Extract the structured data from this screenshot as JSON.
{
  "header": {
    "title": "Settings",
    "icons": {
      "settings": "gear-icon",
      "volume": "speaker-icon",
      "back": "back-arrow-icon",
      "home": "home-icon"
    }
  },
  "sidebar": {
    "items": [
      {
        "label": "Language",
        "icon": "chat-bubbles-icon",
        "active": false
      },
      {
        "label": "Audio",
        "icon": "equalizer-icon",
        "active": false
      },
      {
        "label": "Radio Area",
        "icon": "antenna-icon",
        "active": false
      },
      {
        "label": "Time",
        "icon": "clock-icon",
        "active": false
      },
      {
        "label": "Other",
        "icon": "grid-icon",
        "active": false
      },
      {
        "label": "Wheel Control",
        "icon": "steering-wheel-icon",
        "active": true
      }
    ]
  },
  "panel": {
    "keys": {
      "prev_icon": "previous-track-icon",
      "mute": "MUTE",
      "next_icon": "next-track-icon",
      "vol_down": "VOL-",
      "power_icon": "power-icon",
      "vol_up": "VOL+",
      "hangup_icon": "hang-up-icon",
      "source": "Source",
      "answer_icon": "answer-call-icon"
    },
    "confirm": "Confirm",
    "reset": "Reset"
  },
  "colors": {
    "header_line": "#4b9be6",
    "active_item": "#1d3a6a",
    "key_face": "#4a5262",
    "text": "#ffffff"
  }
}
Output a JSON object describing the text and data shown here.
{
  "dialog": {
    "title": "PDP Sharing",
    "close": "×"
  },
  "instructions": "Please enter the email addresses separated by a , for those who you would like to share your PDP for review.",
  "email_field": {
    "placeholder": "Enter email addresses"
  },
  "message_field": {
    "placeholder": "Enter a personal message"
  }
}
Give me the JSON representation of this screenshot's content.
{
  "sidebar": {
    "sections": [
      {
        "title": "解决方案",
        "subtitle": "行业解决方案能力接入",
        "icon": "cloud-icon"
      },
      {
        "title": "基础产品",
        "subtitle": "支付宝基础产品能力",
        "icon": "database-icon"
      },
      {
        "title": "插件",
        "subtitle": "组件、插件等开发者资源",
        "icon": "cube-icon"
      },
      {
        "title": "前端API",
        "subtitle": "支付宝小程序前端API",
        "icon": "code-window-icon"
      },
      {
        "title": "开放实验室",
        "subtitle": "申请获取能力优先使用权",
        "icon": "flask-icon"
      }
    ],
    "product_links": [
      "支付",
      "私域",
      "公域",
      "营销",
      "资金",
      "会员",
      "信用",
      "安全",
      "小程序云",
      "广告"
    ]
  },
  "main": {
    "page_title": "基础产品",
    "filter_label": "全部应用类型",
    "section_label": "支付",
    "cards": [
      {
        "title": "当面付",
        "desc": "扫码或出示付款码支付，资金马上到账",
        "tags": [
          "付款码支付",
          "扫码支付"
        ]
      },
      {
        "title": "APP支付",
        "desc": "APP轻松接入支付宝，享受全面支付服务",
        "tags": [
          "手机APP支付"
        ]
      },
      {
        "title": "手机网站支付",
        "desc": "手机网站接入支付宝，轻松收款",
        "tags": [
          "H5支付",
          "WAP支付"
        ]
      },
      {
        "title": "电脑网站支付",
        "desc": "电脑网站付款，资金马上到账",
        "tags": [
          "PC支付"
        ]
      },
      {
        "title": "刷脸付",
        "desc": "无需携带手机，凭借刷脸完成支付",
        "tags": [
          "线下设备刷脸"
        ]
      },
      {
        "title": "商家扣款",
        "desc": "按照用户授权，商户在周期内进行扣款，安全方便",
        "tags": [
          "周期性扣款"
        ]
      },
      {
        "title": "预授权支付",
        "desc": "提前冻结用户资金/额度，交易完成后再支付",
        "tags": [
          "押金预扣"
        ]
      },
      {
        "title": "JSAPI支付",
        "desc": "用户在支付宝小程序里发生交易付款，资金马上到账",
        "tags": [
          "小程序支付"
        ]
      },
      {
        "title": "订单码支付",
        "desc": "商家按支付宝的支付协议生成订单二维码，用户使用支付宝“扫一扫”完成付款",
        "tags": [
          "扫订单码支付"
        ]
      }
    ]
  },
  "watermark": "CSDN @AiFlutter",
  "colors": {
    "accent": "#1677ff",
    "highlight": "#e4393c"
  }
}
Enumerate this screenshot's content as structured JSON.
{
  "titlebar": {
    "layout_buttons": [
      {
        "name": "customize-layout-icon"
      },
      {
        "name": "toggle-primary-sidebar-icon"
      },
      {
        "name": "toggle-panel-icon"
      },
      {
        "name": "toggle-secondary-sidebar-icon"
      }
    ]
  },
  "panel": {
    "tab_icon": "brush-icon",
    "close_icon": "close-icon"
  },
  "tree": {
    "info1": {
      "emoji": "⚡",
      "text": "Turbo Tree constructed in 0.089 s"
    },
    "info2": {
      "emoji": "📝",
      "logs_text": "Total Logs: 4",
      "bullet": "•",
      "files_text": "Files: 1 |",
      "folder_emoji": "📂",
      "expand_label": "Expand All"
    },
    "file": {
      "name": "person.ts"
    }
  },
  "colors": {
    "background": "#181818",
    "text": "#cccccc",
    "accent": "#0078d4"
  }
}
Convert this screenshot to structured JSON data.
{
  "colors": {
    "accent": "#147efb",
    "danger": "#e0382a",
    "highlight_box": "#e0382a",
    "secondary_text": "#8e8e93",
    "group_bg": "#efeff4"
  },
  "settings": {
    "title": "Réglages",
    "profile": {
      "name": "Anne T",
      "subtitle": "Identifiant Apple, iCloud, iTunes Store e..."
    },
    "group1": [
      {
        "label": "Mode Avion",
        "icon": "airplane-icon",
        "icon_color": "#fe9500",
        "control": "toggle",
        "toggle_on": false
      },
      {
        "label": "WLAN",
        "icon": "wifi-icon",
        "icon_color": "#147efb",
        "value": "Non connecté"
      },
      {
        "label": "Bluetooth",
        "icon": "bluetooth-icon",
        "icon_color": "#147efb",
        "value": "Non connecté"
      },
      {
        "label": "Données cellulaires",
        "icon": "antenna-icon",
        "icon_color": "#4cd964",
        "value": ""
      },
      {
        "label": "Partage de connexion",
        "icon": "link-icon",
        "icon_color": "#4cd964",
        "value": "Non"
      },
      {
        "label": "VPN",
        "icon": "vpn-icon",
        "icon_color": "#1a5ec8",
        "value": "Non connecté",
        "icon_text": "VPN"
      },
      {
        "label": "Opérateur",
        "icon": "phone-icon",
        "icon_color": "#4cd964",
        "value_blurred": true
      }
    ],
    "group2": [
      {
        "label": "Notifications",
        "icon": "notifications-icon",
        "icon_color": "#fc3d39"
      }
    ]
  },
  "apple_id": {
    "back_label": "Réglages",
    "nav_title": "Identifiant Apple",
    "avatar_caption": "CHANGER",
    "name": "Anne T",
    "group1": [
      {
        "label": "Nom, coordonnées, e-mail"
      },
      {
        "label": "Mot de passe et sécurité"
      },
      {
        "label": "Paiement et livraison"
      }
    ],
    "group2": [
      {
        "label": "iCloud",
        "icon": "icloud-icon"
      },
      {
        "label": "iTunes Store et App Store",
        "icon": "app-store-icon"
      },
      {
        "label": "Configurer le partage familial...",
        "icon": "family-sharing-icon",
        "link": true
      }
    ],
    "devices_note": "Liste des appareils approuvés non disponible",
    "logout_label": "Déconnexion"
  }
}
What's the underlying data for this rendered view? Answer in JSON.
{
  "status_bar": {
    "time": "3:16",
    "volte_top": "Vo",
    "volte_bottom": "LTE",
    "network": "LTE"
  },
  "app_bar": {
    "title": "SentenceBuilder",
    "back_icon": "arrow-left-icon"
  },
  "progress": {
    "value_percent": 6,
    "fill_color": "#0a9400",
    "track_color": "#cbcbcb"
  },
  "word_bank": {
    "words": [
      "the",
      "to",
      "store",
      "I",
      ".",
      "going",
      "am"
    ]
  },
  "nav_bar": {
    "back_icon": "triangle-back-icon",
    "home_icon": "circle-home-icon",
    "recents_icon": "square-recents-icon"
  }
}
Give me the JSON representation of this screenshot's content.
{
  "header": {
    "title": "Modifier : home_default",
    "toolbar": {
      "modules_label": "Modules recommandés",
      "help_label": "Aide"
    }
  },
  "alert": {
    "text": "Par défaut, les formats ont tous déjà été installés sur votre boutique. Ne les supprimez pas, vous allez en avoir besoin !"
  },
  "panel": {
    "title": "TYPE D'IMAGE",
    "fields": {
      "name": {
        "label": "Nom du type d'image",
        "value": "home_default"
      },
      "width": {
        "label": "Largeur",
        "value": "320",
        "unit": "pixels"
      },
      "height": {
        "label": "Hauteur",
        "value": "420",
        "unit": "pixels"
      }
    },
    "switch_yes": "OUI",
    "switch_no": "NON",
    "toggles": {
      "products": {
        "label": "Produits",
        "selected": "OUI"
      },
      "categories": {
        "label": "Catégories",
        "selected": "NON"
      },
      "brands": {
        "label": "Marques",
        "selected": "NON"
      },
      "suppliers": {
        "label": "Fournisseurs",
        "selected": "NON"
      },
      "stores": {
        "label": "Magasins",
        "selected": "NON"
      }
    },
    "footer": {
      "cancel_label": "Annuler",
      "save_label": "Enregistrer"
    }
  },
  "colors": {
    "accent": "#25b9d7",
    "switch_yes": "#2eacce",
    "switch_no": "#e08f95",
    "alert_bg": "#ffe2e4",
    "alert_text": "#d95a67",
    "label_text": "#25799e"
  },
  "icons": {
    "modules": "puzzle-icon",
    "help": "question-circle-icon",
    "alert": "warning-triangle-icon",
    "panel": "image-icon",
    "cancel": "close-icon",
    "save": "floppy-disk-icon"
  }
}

**AIM OF THE EXERCISE**. What is the number of lines in the records that contain the word "close"? Answer with the number and nothing else.

**WRITTEN RESPONSE**. 3